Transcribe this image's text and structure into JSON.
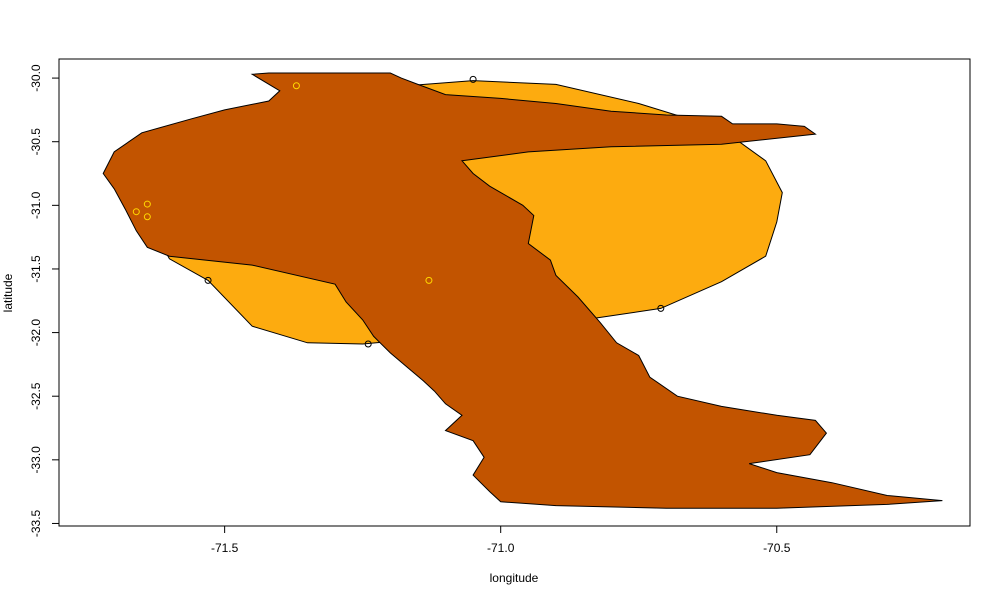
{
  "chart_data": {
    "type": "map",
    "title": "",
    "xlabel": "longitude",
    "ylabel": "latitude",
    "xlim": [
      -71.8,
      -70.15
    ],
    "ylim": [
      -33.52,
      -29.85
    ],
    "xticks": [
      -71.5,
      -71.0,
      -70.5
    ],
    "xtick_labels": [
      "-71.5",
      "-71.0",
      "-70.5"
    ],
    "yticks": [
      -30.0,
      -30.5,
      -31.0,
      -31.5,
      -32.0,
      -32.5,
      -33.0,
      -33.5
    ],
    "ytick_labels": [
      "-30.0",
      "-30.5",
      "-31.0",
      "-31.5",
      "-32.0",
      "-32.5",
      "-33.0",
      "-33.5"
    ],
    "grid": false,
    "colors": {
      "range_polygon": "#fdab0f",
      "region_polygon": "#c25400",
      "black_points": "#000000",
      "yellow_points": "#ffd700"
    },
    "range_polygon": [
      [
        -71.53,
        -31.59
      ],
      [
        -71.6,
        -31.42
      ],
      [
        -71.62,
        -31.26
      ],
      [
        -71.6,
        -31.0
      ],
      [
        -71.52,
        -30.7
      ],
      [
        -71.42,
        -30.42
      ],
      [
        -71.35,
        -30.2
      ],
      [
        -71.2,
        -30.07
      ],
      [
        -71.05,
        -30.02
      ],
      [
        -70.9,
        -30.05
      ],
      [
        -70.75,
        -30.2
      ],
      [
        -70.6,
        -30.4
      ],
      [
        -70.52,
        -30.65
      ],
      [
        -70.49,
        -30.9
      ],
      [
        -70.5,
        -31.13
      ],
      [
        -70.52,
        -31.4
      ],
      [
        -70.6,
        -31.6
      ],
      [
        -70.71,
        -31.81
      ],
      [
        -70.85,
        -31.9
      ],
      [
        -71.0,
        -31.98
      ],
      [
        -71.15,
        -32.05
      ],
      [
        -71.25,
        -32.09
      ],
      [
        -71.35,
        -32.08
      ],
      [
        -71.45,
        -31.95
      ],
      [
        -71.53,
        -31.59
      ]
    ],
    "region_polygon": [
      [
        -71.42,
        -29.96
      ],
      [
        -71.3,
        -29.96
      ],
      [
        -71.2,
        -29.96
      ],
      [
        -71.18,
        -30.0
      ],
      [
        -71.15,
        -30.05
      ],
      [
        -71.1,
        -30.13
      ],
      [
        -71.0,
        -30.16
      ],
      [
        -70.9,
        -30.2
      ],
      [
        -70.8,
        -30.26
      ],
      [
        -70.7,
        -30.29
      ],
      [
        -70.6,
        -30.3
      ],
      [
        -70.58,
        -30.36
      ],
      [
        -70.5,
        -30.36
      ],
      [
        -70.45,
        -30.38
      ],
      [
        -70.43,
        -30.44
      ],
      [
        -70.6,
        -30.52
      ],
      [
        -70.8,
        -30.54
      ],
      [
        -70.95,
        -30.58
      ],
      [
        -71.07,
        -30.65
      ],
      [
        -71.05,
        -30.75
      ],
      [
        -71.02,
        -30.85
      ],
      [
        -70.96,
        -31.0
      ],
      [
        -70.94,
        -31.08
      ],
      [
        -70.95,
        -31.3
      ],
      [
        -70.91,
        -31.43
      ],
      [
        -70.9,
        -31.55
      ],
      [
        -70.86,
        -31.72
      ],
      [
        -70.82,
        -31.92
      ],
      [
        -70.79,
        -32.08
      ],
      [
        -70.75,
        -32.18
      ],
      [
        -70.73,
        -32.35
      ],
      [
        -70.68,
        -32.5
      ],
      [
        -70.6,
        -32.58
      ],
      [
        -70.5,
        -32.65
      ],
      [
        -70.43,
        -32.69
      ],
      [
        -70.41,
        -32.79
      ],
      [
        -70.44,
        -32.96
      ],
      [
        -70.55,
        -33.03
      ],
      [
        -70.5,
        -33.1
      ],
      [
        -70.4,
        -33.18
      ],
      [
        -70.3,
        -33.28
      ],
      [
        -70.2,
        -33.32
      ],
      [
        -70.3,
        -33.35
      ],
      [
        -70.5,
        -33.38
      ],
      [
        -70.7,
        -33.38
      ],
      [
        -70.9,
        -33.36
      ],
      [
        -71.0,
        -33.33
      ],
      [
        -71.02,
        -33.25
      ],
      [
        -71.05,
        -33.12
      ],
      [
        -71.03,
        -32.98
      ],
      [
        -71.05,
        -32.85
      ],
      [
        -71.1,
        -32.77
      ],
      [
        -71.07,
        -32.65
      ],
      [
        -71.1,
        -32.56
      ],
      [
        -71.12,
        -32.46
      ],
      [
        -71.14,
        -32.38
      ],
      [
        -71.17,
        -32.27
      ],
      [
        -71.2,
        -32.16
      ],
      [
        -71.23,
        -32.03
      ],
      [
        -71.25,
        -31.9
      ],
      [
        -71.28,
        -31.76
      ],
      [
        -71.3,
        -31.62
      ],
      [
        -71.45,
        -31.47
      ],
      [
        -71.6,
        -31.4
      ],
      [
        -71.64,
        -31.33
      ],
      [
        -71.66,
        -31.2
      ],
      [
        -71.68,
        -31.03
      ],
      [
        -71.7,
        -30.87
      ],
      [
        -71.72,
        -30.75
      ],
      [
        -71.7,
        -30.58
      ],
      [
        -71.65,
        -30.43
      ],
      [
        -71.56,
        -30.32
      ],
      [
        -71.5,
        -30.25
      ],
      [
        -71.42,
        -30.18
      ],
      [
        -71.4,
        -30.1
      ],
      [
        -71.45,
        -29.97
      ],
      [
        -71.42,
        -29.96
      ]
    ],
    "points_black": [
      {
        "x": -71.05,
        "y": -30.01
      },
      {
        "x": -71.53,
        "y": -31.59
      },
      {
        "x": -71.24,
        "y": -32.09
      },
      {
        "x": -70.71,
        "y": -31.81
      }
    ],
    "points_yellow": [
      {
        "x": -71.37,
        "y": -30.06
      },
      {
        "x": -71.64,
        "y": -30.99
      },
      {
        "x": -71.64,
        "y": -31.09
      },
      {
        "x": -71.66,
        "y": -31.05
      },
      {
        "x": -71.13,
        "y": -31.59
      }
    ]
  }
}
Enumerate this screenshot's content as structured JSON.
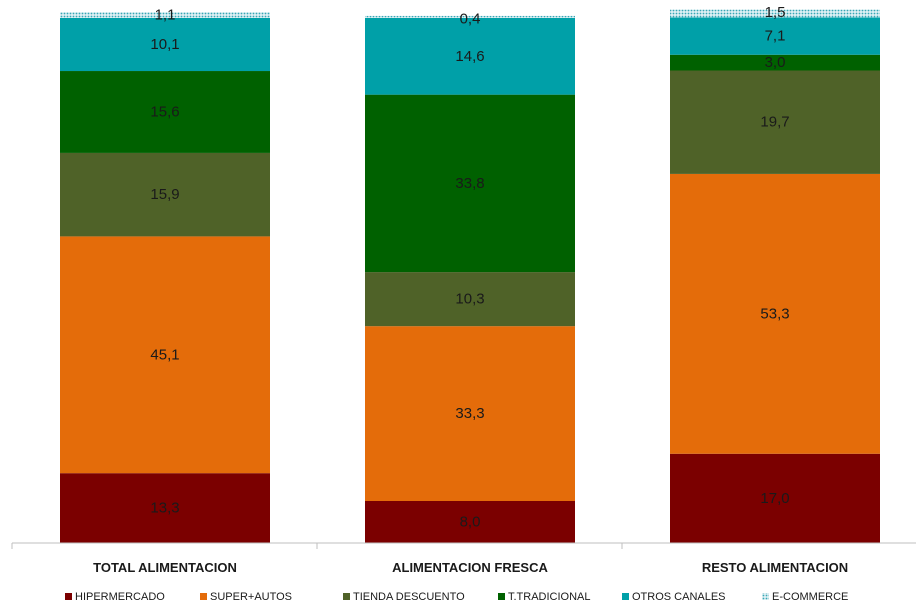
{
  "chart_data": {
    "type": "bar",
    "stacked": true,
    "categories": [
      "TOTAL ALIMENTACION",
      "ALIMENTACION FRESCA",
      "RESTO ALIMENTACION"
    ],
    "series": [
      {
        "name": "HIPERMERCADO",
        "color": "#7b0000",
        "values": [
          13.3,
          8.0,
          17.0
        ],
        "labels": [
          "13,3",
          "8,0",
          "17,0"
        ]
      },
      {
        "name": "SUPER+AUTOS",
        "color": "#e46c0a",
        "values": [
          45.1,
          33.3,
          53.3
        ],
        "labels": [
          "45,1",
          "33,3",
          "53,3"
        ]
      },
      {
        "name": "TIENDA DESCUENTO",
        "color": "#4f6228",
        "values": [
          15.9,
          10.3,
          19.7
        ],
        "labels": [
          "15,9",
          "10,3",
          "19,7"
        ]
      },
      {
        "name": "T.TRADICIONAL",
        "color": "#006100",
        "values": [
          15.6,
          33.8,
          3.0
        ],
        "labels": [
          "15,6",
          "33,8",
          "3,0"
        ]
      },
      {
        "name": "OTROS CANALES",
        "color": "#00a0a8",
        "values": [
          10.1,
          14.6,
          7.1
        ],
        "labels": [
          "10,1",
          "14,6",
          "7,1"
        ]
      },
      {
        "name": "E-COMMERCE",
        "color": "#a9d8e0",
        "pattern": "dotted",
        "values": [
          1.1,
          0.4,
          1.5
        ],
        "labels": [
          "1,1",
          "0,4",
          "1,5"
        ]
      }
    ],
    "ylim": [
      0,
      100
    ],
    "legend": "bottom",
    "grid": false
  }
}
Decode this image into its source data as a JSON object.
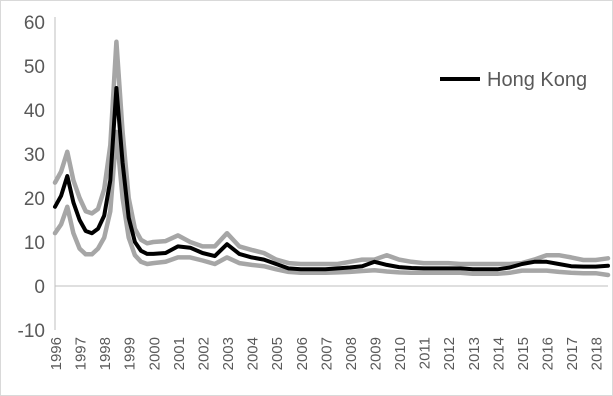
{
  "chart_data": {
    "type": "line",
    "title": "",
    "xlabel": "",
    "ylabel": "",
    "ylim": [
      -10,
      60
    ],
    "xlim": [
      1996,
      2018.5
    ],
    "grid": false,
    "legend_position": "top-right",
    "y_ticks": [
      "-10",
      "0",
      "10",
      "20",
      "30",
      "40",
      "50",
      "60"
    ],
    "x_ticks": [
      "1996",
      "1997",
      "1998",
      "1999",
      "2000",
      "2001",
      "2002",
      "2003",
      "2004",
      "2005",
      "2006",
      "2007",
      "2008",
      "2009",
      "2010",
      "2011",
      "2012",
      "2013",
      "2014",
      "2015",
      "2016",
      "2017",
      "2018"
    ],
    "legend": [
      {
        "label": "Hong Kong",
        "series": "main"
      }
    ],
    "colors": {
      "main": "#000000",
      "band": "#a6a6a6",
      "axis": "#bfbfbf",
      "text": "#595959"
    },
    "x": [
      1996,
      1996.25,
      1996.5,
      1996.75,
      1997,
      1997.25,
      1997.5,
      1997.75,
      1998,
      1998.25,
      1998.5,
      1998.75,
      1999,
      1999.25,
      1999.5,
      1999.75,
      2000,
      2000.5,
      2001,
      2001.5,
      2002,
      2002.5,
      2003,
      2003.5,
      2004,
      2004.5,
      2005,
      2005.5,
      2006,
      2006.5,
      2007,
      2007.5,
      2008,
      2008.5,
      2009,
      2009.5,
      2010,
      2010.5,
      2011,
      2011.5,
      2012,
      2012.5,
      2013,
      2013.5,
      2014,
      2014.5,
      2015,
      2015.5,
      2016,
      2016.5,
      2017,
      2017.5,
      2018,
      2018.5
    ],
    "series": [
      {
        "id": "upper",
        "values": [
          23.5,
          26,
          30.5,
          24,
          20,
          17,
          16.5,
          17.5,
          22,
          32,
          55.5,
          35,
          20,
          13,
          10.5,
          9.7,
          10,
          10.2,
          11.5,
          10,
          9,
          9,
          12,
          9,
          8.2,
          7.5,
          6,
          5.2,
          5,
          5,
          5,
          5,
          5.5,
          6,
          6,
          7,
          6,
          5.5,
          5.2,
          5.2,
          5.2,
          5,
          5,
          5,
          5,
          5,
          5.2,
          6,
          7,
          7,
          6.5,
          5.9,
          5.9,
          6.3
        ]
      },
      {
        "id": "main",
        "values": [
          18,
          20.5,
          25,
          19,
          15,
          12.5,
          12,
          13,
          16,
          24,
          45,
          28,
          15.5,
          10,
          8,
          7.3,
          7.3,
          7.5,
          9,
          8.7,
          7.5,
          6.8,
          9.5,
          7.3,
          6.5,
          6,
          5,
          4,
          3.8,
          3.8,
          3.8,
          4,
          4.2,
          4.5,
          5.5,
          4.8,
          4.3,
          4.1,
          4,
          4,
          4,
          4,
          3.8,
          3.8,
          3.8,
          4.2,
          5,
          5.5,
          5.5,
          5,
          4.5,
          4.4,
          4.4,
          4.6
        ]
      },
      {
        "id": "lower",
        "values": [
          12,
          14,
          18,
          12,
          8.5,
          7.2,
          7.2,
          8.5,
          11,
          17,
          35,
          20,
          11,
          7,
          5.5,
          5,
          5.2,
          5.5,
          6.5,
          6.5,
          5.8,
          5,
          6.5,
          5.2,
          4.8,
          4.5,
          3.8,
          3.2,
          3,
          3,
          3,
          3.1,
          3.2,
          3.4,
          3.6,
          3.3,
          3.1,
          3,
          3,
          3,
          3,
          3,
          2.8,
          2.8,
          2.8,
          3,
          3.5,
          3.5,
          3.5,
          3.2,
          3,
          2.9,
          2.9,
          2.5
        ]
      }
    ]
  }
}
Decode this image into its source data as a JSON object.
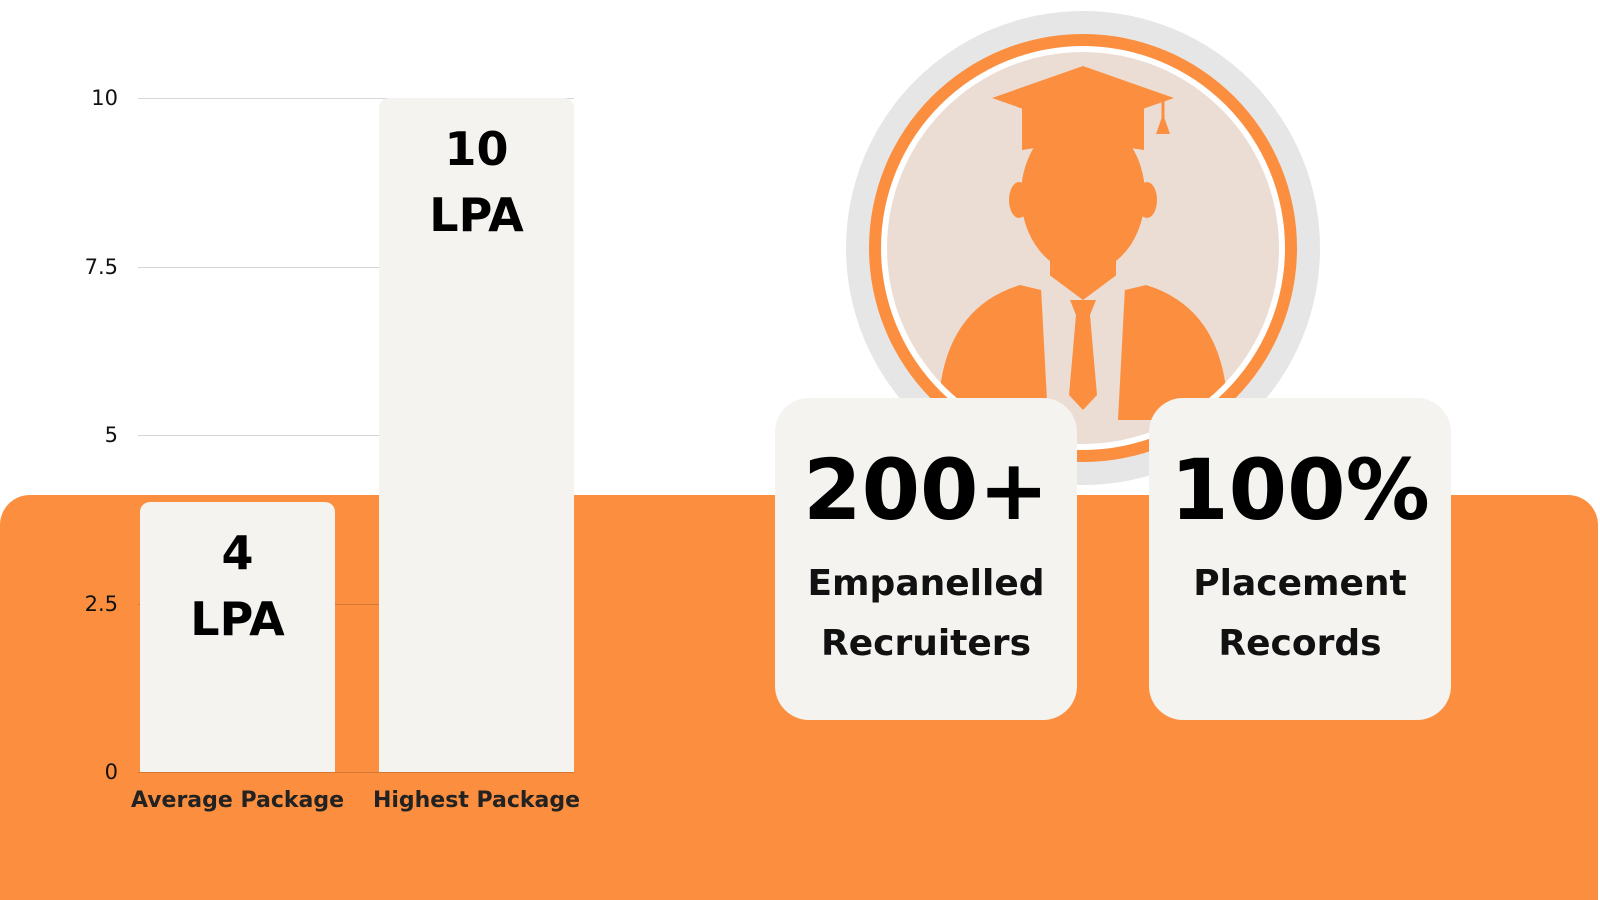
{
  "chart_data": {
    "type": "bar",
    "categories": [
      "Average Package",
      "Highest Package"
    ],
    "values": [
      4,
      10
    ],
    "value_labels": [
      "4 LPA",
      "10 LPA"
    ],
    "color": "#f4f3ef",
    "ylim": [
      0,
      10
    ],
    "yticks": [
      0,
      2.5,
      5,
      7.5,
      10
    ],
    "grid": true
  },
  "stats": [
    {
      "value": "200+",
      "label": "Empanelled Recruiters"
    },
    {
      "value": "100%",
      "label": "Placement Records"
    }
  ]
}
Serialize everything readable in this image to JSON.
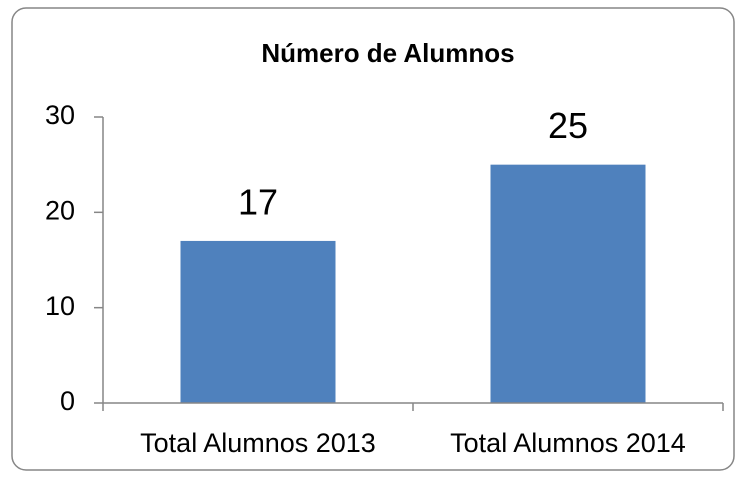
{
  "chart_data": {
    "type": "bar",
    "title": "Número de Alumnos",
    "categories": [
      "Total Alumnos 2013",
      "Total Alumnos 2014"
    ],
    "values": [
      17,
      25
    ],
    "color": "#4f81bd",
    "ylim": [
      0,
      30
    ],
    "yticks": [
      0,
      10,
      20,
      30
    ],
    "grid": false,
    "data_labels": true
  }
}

+++++

Copy, from the material above, each line in which the string "name" occurs.

        "name": "HIPERMERCADO",
        "name": "SUPER+AUTOS",
        "name": "TIENDA DESCUENTO",
        "name": "T.TRADICIONAL",
        "name": "OTROS CANALES",
        "name": "E-COMMERCE",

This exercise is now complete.